§ Problem to solve
Without changing a character, return the entries, but not the images they hold.

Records
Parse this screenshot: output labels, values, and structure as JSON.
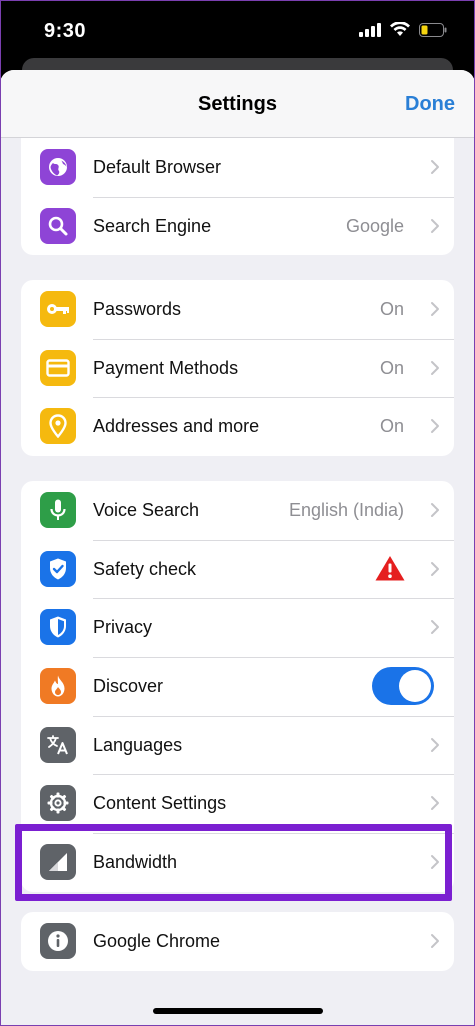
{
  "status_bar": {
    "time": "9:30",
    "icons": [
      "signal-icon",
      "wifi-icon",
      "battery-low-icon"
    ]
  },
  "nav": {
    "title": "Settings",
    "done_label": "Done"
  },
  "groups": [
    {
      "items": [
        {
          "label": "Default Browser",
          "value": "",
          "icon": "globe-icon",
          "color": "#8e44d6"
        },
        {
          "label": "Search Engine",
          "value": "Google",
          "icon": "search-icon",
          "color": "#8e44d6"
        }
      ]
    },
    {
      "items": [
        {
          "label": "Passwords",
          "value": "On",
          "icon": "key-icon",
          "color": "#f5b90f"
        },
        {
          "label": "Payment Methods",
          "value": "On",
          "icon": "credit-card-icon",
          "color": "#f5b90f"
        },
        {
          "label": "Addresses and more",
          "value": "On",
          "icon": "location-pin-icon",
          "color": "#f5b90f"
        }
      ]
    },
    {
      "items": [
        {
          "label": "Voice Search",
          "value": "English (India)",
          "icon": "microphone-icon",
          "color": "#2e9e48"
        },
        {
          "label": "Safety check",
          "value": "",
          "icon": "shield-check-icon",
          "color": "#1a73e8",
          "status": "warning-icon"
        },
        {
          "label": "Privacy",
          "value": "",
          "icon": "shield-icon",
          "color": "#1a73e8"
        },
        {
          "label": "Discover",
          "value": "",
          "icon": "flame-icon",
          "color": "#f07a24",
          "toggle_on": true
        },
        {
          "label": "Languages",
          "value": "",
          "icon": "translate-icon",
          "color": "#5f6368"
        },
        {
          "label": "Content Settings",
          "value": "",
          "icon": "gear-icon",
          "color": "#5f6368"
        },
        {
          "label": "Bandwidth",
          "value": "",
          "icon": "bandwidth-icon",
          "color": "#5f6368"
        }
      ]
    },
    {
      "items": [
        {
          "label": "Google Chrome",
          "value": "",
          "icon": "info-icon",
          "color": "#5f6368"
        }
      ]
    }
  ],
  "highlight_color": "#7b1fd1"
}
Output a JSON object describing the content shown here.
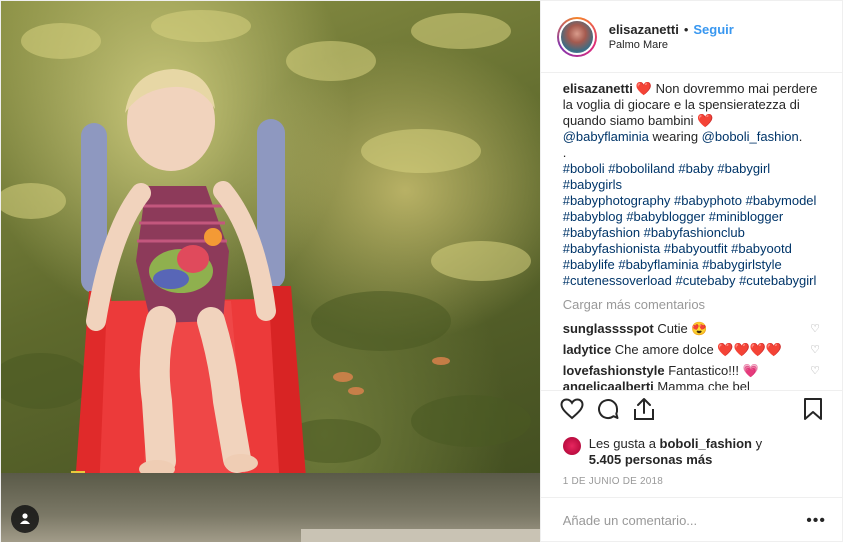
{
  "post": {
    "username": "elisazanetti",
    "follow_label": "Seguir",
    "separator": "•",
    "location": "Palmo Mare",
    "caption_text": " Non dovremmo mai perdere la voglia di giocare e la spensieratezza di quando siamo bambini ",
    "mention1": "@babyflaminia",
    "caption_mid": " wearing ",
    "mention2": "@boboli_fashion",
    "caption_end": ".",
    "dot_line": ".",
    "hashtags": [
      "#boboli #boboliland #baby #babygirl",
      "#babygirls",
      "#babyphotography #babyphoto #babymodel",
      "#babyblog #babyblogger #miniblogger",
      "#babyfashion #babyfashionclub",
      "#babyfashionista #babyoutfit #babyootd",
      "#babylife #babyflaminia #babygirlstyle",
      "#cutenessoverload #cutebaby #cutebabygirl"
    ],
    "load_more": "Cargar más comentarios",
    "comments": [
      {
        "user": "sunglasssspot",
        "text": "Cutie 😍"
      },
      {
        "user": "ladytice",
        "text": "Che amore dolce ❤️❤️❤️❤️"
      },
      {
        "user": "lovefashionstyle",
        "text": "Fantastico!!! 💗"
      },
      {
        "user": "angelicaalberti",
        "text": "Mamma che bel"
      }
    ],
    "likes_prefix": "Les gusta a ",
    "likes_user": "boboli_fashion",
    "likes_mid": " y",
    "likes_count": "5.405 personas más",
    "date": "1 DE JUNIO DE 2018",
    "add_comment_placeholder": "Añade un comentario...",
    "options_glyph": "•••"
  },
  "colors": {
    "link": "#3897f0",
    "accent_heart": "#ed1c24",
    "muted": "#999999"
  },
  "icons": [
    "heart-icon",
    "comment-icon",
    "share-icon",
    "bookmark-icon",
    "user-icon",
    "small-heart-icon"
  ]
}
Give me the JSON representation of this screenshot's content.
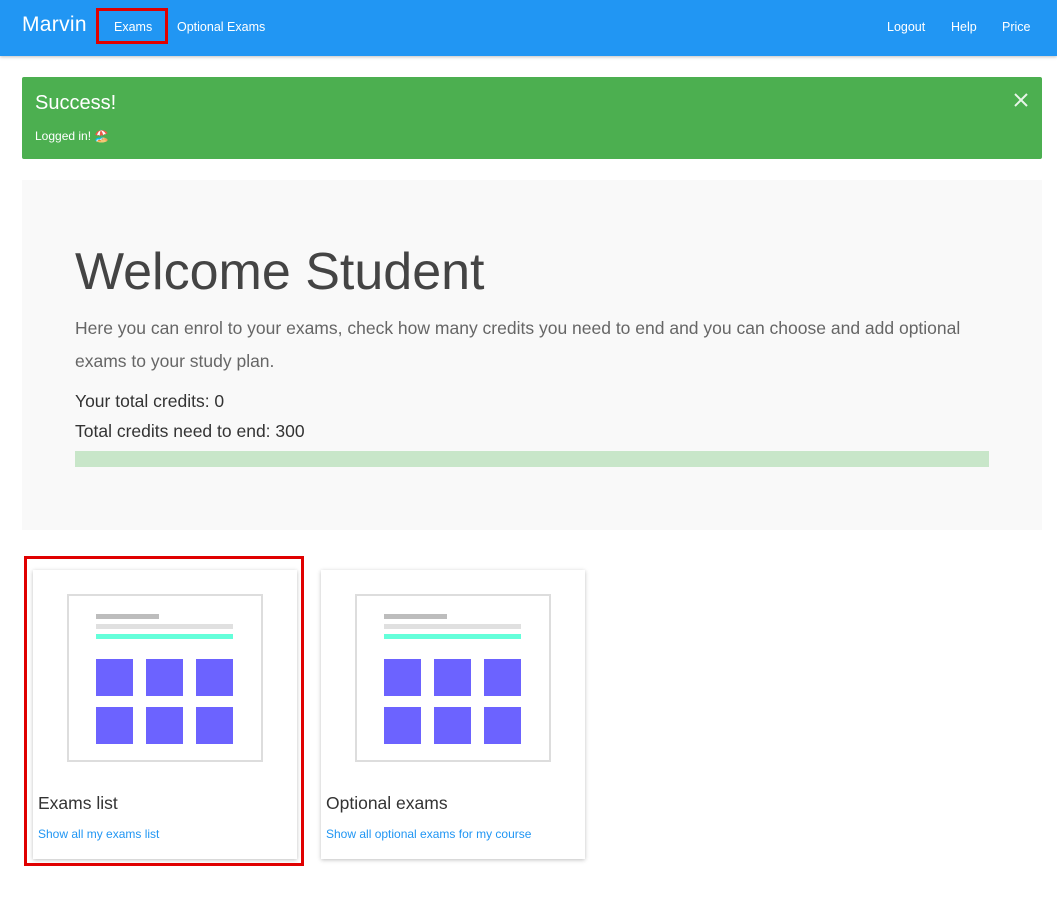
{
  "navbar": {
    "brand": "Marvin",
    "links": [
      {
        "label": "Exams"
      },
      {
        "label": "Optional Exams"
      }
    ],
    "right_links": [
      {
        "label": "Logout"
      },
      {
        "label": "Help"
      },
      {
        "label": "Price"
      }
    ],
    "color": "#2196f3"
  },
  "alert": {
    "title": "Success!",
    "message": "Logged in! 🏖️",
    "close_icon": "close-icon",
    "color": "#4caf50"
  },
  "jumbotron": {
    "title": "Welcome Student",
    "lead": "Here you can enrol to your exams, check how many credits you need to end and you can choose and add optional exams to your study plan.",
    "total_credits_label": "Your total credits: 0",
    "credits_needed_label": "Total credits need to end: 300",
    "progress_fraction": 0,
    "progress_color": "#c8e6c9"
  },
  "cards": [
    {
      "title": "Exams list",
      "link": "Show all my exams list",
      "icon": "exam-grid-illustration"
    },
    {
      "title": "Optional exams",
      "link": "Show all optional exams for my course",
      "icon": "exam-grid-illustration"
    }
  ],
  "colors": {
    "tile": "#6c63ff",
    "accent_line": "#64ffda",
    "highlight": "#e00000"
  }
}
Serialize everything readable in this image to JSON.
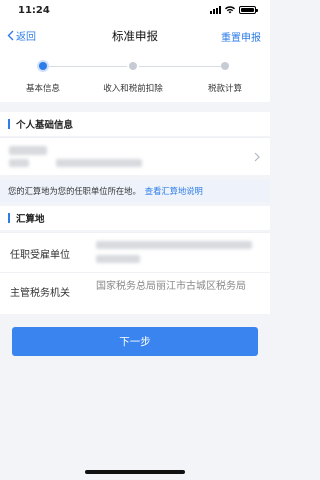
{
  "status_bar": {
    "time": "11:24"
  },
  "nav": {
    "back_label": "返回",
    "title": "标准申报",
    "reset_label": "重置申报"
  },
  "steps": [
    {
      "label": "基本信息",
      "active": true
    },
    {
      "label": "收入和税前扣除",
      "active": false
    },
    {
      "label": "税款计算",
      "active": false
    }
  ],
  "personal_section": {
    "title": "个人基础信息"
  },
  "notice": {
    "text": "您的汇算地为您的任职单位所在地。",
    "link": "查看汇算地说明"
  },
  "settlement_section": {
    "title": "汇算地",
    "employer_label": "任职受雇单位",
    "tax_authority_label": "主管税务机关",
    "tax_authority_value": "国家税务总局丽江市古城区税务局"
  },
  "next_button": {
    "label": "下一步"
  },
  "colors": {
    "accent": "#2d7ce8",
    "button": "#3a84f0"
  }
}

§ Response for this exercise
Parse this screenshot: output labels, values, and structure as JSON.
{
  "status_bar": {
    "time": "9:30",
    "icons": [
      "signal-icon",
      "wifi-icon",
      "battery-low-icon"
    ]
  },
  "nav": {
    "title": "Settings",
    "done_label": "Done"
  },
  "groups": [
    {
      "items": [
        {
          "label": "Default Browser",
          "value": "",
          "icon": "globe-icon",
          "color": "#8e44d6"
        },
        {
          "label": "Search Engine",
          "value": "Google",
          "icon": "search-icon",
          "color": "#8e44d6"
        }
      ]
    },
    {
      "items": [
        {
          "label": "Passwords",
          "value": "On",
          "icon": "key-icon",
          "color": "#f5b90f"
        },
        {
          "label": "Payment Methods",
          "value": "On",
          "icon": "credit-card-icon",
          "color": "#f5b90f"
        },
        {
          "label": "Addresses and more",
          "value": "On",
          "icon": "location-pin-icon",
          "color": "#f5b90f"
        }
      ]
    },
    {
      "items": [
        {
          "label": "Voice Search",
          "value": "English (India)",
          "icon": "microphone-icon",
          "color": "#2e9e48"
        },
        {
          "label": "Safety check",
          "value": "",
          "icon": "shield-check-icon",
          "color": "#1a73e8",
          "status": "warning-icon"
        },
        {
          "label": "Privacy",
          "value": "",
          "icon": "shield-icon",
          "color": "#1a73e8"
        },
        {
          "label": "Discover",
          "value": "",
          "icon": "flame-icon",
          "color": "#f07a24",
          "toggle_on": true
        },
        {
          "label": "Languages",
          "value": "",
          "icon": "translate-icon",
          "color": "#5f6368"
        },
        {
          "label": "Content Settings",
          "value": "",
          "icon": "gear-icon",
          "color": "#5f6368"
        },
        {
          "label": "Bandwidth",
          "value": "",
          "icon": "bandwidth-icon",
          "color": "#5f6368"
        }
      ]
    },
    {
      "items": [
        {
          "label": "Google Chrome",
          "value": "",
          "icon": "info-icon",
          "color": "#5f6368"
        }
      ]
    }
  ],
  "highlight_color": "#7b1fd1"
}
Output a JSON object describing the content shown here.
{
  "post": {
    "username": "elisazanetti",
    "follow_label": "Seguir",
    "separator": "•",
    "location": "Palmo Mare",
    "caption_text": " Non dovremmo mai perdere la voglia di giocare e la spensieratezza di quando siamo bambini ",
    "mention1": "@babyflaminia",
    "caption_mid": " wearing ",
    "mention2": "@boboli_fashion",
    "caption_end": ".",
    "dot_line": ".",
    "hashtags": [
      "#boboli #boboliland #baby #babygirl",
      "#babygirls",
      "#babyphotography #babyphoto #babymodel",
      "#babyblog #babyblogger #miniblogger",
      "#babyfashion #babyfashionclub",
      "#babyfashionista #babyoutfit #babyootd",
      "#babylife #babyflaminia #babygirlstyle",
      "#cutenessoverload #cutebaby #cutebabygirl"
    ],
    "load_more": "Cargar más comentarios",
    "comments": [
      {
        "user": "sunglasssspot",
        "text": "Cutie 😍"
      },
      {
        "user": "ladytice",
        "text": "Che amore dolce ❤️❤️❤️❤️"
      },
      {
        "user": "lovefashionstyle",
        "text": "Fantastico!!! 💗"
      },
      {
        "user": "angelicaalberti",
        "text": "Mamma che bel"
      }
    ],
    "likes_prefix": "Les gusta a ",
    "likes_user": "boboli_fashion",
    "likes_mid": " y",
    "likes_count": "5.405 personas más",
    "date": "1 DE JUNIO DE 2018",
    "add_comment_placeholder": "Añade un comentario...",
    "options_glyph": "•••"
  },
  "colors": {
    "link": "#3897f0",
    "accent_heart": "#ed1c24",
    "muted": "#999999"
  },
  "icons": [
    "heart-icon",
    "comment-icon",
    "share-icon",
    "bookmark-icon",
    "user-icon",
    "small-heart-icon"
  ]
}
Give me the JSON representation of this screenshot's content.
{
  "navbar": {
    "brand": "Marvin",
    "links": [
      {
        "label": "Exams"
      },
      {
        "label": "Optional Exams"
      }
    ],
    "right_links": [
      {
        "label": "Logout"
      },
      {
        "label": "Help"
      },
      {
        "label": "Price"
      }
    ],
    "color": "#2196f3"
  },
  "alert": {
    "title": "Success!",
    "message": "Logged in! 🏖️",
    "close_icon": "close-icon",
    "color": "#4caf50"
  },
  "jumbotron": {
    "title": "Welcome Student",
    "lead": "Here you can enrol to your exams, check how many credits you need to end and you can choose and add optional exams to your study plan.",
    "total_credits_label": "Your total credits: 0",
    "credits_needed_label": "Total credits need to end: 300",
    "progress_fraction": 0,
    "progress_color": "#c8e6c9"
  },
  "cards": [
    {
      "title": "Exams list",
      "link": "Show all my exams list",
      "icon": "exam-grid-illustration"
    },
    {
      "title": "Optional exams",
      "link": "Show all optional exams for my course",
      "icon": "exam-grid-illustration"
    }
  ],
  "colors": {
    "tile": "#6c63ff",
    "accent_line": "#64ffda",
    "highlight": "#e00000"
  }
}
Serialize everything readable in this image to JSON.
{
  "status_bar": {
    "time": "11:24"
  },
  "nav": {
    "back_label": "返回",
    "title": "标准申报",
    "reset_label": "重置申报"
  },
  "steps": [
    {
      "label": "基本信息",
      "active": true
    },
    {
      "label": "收入和税前扣除",
      "active": false
    },
    {
      "label": "税款计算",
      "active": false
    }
  ],
  "personal_section": {
    "title": "个人基础信息"
  },
  "notice": {
    "text": "您的汇算地为您的任职单位所在地。",
    "link": "查看汇算地说明"
  },
  "settlement_section": {
    "title": "汇算地",
    "employer_label": "任职受雇单位",
    "tax_authority_label": "主管税务机关",
    "tax_authority_value": "国家税务总局丽江市古城区税务局"
  },
  "next_button": {
    "label": "下一步"
  },
  "colors": {
    "accent": "#2d7ce8",
    "button": "#3a84f0"
  }
}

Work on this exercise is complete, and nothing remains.